═══ TASK MATERIAL ═══

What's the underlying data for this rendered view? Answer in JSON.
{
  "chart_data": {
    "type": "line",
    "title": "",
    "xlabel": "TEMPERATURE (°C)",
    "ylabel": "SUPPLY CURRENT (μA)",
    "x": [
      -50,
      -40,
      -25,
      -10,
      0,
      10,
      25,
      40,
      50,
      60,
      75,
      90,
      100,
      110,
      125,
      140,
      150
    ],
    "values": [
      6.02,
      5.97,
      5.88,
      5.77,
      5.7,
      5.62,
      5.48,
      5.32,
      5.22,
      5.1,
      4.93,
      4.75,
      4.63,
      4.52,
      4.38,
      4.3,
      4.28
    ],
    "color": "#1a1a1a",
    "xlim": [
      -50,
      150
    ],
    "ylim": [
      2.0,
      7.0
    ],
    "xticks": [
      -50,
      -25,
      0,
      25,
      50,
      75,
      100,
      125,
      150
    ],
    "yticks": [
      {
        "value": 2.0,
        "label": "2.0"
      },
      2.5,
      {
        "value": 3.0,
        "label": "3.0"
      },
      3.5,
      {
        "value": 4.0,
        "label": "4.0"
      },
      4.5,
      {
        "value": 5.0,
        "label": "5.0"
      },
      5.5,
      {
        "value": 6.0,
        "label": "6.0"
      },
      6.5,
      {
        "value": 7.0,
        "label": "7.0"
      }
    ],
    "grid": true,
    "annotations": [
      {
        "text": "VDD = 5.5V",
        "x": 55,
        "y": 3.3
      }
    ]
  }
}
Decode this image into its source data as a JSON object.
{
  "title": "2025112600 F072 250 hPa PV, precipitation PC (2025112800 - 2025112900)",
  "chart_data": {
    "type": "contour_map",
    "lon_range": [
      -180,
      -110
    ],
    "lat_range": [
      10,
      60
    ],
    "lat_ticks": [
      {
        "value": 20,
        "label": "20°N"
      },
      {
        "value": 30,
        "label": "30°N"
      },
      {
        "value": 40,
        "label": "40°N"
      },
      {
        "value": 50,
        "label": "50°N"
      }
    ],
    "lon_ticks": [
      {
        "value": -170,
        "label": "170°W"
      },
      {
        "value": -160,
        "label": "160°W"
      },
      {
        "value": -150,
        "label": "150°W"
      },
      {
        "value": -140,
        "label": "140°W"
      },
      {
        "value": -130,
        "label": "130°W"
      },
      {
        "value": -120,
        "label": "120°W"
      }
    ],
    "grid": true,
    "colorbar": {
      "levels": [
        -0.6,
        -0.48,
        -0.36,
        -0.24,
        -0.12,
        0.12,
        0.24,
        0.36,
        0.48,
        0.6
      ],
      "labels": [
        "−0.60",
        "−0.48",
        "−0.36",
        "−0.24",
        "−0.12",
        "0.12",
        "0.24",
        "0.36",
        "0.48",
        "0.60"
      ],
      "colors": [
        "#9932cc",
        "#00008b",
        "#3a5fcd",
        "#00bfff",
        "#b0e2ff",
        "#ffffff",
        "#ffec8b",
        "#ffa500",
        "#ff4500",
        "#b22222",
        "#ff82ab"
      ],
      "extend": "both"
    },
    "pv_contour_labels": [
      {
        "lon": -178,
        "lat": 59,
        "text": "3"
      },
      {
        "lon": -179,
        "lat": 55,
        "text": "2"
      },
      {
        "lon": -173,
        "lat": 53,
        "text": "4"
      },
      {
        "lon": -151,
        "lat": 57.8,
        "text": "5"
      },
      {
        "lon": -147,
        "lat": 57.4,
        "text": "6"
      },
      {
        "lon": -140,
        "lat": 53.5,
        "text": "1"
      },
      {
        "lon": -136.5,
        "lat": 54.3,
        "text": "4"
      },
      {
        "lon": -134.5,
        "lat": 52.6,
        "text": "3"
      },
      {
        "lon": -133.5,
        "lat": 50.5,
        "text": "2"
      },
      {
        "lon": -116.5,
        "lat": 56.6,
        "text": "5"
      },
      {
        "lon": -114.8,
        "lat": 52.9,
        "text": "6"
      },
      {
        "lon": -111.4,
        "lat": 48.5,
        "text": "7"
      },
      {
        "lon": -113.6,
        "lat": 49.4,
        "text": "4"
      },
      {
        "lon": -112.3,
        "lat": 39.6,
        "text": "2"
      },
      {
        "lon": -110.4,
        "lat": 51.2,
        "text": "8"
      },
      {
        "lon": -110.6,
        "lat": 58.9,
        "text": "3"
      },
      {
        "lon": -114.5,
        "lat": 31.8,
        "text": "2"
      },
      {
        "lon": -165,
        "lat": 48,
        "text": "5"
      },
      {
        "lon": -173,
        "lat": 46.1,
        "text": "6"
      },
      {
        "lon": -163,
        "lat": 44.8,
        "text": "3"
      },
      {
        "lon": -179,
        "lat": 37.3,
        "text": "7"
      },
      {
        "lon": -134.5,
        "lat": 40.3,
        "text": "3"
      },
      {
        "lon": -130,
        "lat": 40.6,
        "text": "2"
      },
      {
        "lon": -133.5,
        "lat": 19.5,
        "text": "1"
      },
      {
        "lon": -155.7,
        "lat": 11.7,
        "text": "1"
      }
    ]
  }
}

═══

--- EXERCISE OBJECTIVE ---
How many lines in the records above contain the word "this"? Reply with the number alone.

--- EXERCISE OUTPUT ---
2